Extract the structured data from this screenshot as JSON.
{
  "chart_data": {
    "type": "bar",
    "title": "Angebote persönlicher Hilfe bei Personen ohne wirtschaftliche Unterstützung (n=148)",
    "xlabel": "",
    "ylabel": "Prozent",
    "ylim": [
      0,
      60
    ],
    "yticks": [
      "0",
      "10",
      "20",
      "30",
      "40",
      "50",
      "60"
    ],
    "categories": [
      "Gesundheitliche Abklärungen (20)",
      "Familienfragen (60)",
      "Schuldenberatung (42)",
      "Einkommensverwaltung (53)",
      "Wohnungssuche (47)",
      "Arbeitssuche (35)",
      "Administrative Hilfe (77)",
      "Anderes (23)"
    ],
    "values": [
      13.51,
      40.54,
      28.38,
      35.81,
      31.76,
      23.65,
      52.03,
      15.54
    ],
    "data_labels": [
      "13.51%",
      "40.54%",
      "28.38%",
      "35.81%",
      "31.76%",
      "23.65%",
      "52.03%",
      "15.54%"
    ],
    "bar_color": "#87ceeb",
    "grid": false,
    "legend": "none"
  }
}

══════════

* _Short exercise_
Show all lines in the entries above where the string "Hilfe" appears.

* _Worked answer_
    "title": "Angebote persönlicher Hilfe bei Personen ohne wirtschaftliche Unterstützung (n=148)",
      "Administrative Hilfe (77)",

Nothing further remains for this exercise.